## Provided records
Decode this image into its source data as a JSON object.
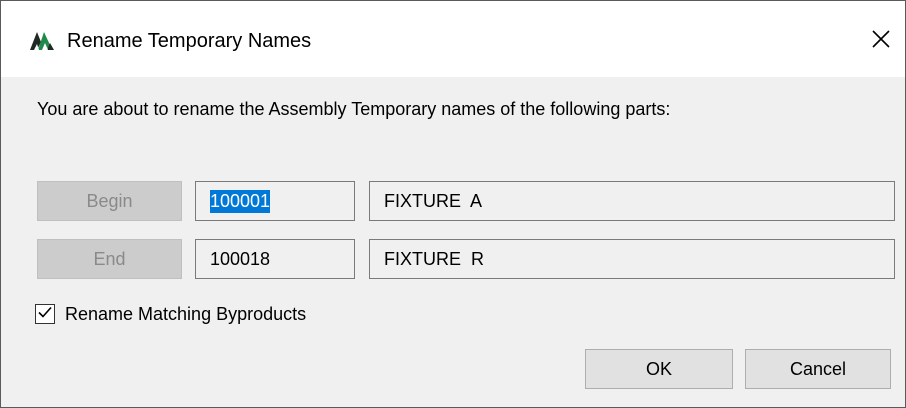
{
  "window": {
    "title": "Rename Temporary Names",
    "icon": "app-logo-icon",
    "close_icon": "close-icon"
  },
  "message": "You are about to rename the Assembly Temporary names of the following parts:",
  "begin": {
    "button_label": "Begin",
    "number": "100001",
    "name": "FIXTURE  A"
  },
  "end": {
    "button_label": "End",
    "number": "100018",
    "name": "FIXTURE  R"
  },
  "checkbox": {
    "label": "Rename Matching Byproducts",
    "checked": true
  },
  "buttons": {
    "ok": "OK",
    "cancel": "Cancel"
  },
  "colors": {
    "selection": "#0078d7",
    "disabled_button": "#cccccc",
    "dialog_background": "#f0f0f0",
    "logo_green": "#1f8a4c",
    "logo_dark": "#1f2a24"
  }
}
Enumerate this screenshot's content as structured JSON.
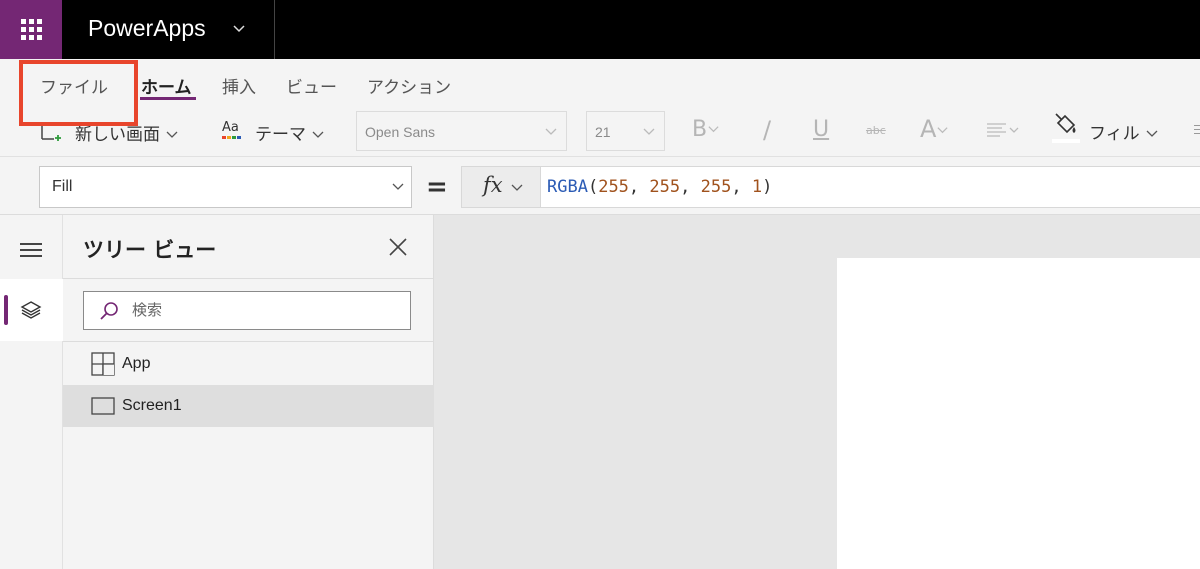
{
  "app": {
    "title": "PowerApps"
  },
  "menu": {
    "tabs": [
      {
        "label": "ファイル"
      },
      {
        "label": "ホーム"
      },
      {
        "label": "挿入"
      },
      {
        "label": "ビュー"
      },
      {
        "label": "アクション"
      }
    ],
    "active_tab": "ホーム"
  },
  "ribbon": {
    "new_screen_label": "新しい画面",
    "theme_label": "テーマ",
    "font_value": "Open Sans",
    "font_size_value": "21",
    "bold_label": "B",
    "italic_label": "/",
    "underline_label": "U",
    "strike_label": "abc",
    "font_color_label": "A",
    "fill_label": "フィル",
    "theme_icon_text": "Aa"
  },
  "formula": {
    "property": "Fill",
    "equals": "=",
    "fx_label": "fx",
    "expression": {
      "fn": "RGBA",
      "open": "(",
      "r": "255",
      "sep1": ", ",
      "g": "255",
      "sep2": ", ",
      "b": "255",
      "sep3": ", ",
      "a": "1",
      "close": ")"
    }
  },
  "tree_view": {
    "title": "ツリー ビュー",
    "search_placeholder": "検索",
    "items": [
      {
        "label": "App",
        "icon": "app-icon"
      },
      {
        "label": "Screen1",
        "icon": "screen-icon",
        "selected": true
      }
    ]
  },
  "colors": {
    "brand": "#742774",
    "highlight": "#e8452c",
    "topbar": "#000000"
  }
}
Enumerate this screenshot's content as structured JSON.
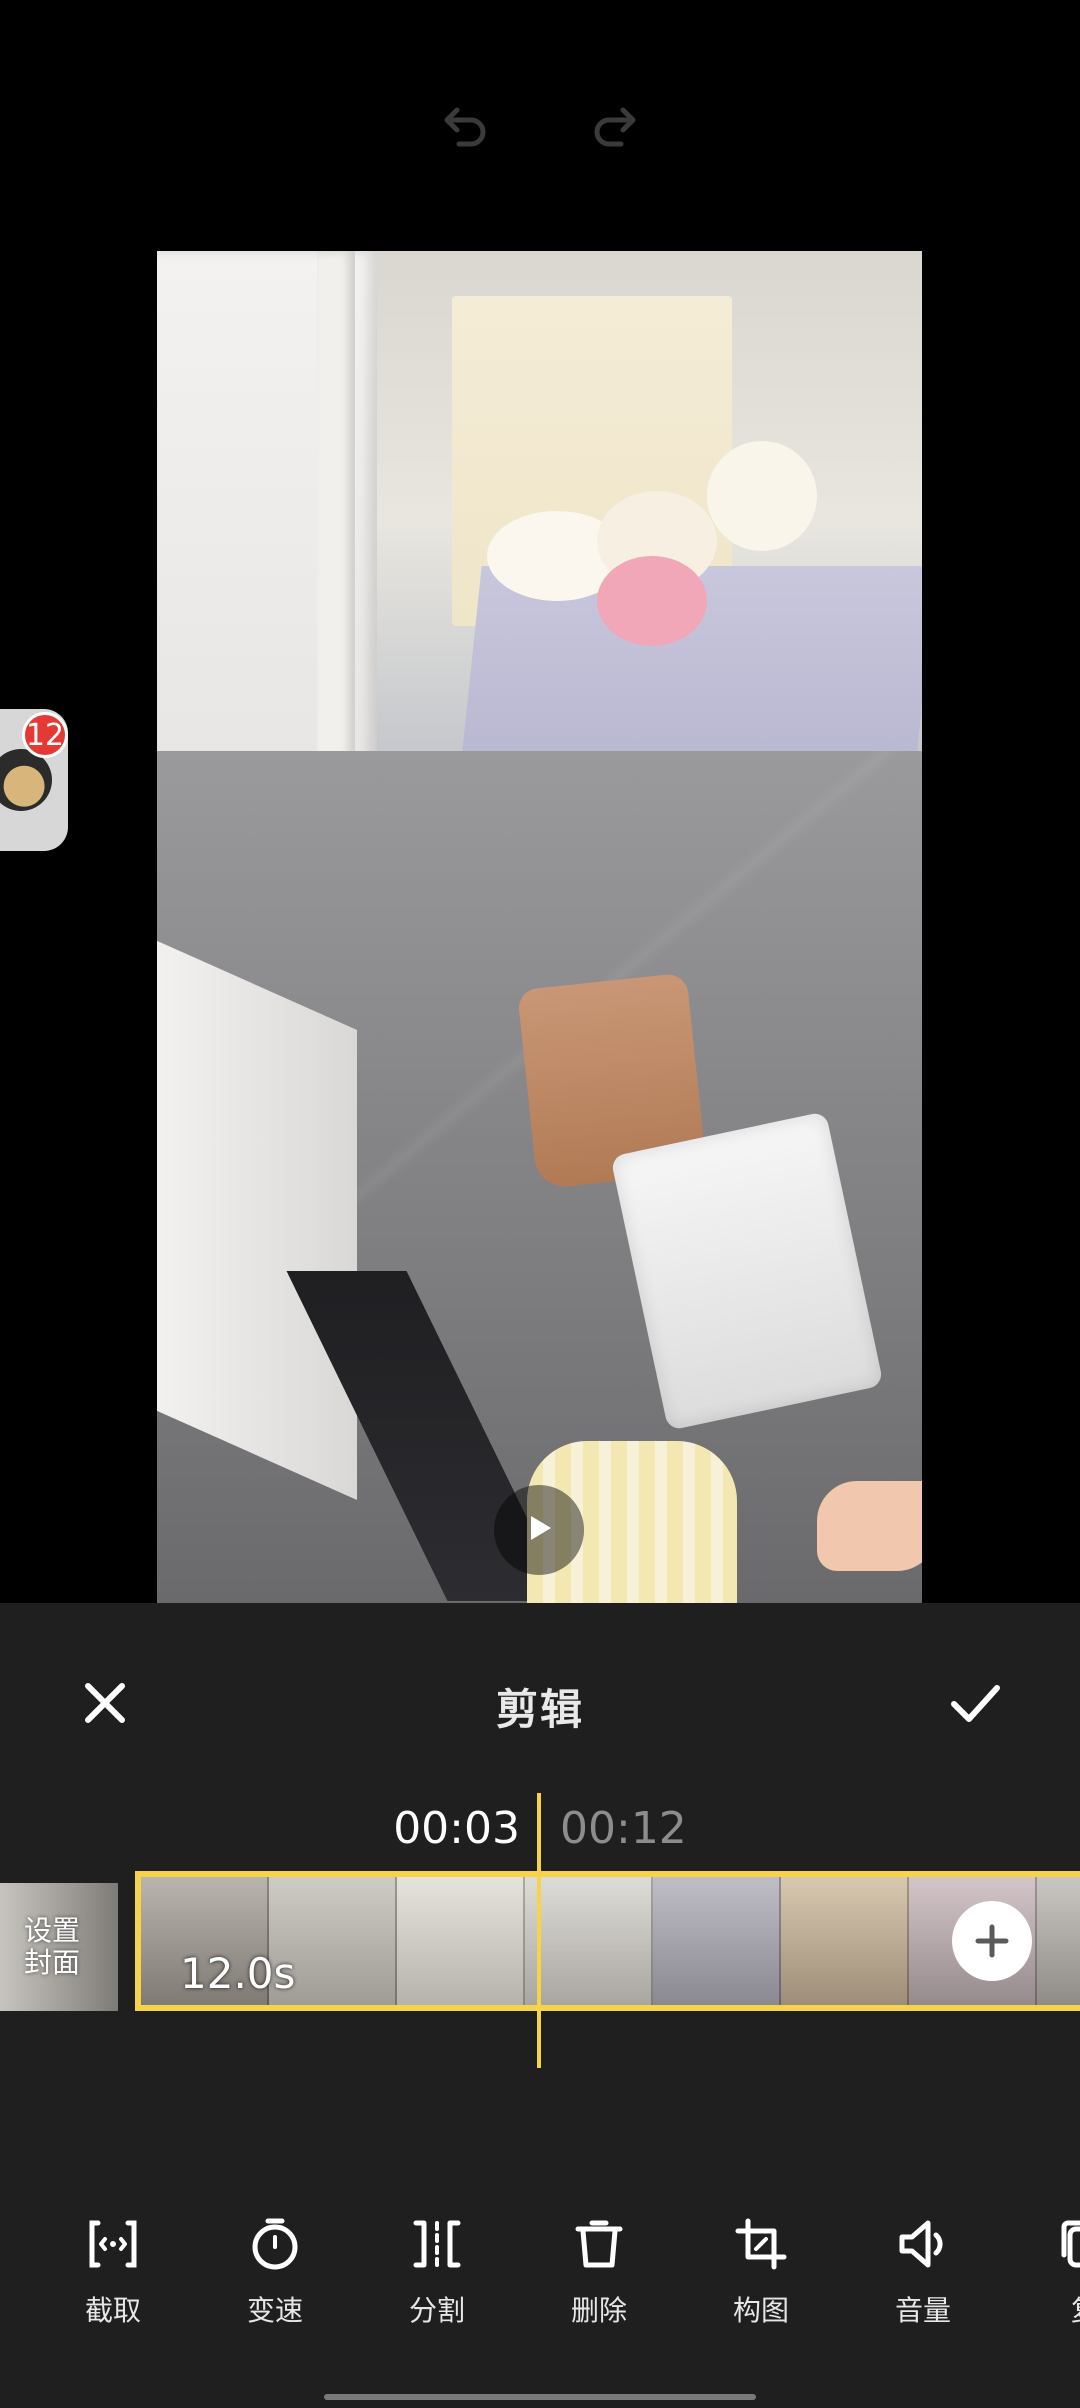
{
  "top_bar": {
    "undo_icon": "undo-icon",
    "redo_icon": "redo-icon"
  },
  "floating_bubble": {
    "badge_count": "12"
  },
  "preview": {
    "play_icon": "play-icon"
  },
  "edit_panel": {
    "title": "剪辑",
    "close_icon": "close-icon",
    "confirm_icon": "check-icon",
    "time_current": "00:03",
    "time_total": "00:12",
    "cover_label": "设置\n封面",
    "clip_duration": "12.0s",
    "add_clip_icon": "plus-icon"
  },
  "toolbar": {
    "items": [
      {
        "label": "截取",
        "icon": "trim-icon"
      },
      {
        "label": "变速",
        "icon": "speed-icon"
      },
      {
        "label": "分割",
        "icon": "split-icon"
      },
      {
        "label": "删除",
        "icon": "delete-icon"
      },
      {
        "label": "构图",
        "icon": "crop-icon"
      },
      {
        "label": "音量",
        "icon": "volume-icon"
      },
      {
        "label": "复",
        "icon": "copy-icon"
      }
    ]
  },
  "colors": {
    "accent": "#f5d34a",
    "panel_bg": "#1f1f1f",
    "badge": "#e53935"
  }
}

## Given instruction
Go through the records and pull out each line that includes the word "close".

## Answer
    "close_icon": "close-icon"
      "close": ")"
    "close_icon": "close-icon",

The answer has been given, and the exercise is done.